» **Given instruction**
Will you output all of the data below exactly, omitting the images?

Dataset items

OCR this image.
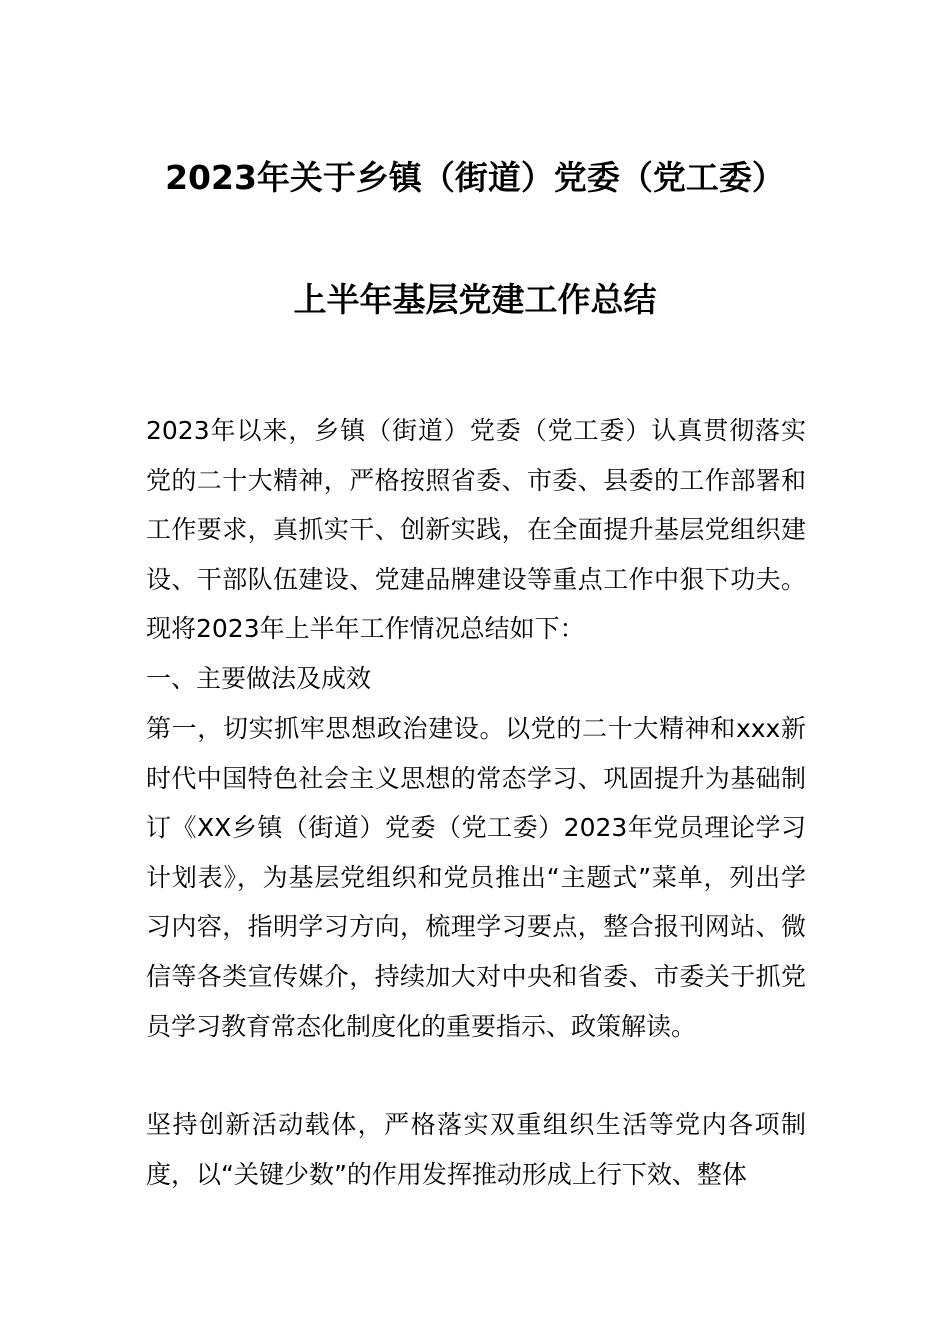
2023年关于乡镇（街道）党委（党工委）
上半年基层党建工作总结

2023年以来，乡镇（街道）党委（党工委）认真贯彻落实党的二十大精神，严格按照省委、市委、县委的工作部署和工作要求，真抓实干、创新实践，在全面提升基层党组织建设、干部队伍建设、党建品牌建设等重点工作中狠下功夫。现将2023年上半年工作情况总结如下：

一、主要做法及成效

第一，切实抓牢思想政治建设。以党的二十大精神和xxx新时代中国特色社会主义思想的常态学习、巩固提升为基础制订《XX乡镇（街道）党委（党工委）2023年党员理论学习计划表》，为基层党组织和党员推出“主题式”菜单，列出学习内容，指明学习方向，梳理学习要点，整合报刊网站、微信等各类宣传媒介，持续加大对中央和省委、市委关于抓党员学习教育常态化制度化的重要指示、政策解读。

坚持创新活动载体，严格落实双重组织生活等党内各项制度，以“关键少数”的作用发挥推动形成上行下效、整体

» **Task result**
OCR this image.
2023年关于乡镇（街道）党委（党工委）
上半年基层党建工作总结

2023年以来，乡镇（街道）党委（党工委）认真贯彻落实党的二十大精神，严格按照省委、市委、县委的工作部署和工作要求，真抓实干、创新实践，在全面提升基层党组织建设、干部队伍建设、党建品牌建设等重点工作中狠下功夫。现将2023年上半年工作情况总结如下：

一、主要做法及成效

第一，切实抓牢思想政治建设。以党的二十大精神和xxx新时代中国特色社会主义思想的常态学习、巩固提升为基础制订《XX乡镇（街道）党委（党工委）2023年党员理论学习计划表》，为基层党组织和党员推出“主题式”菜单，列出学习内容，指明学习方向，梳理学习要点，整合报刊网站、微信等各类宣传媒介，持续加大对中央和省委、市委关于抓党员学习教育常态化制度化的重要指示、政策解读。

坚持创新活动载体，严格落实双重组织生活等党内各项制度，以“关键少数”的作用发挥推动形成上行下效、整体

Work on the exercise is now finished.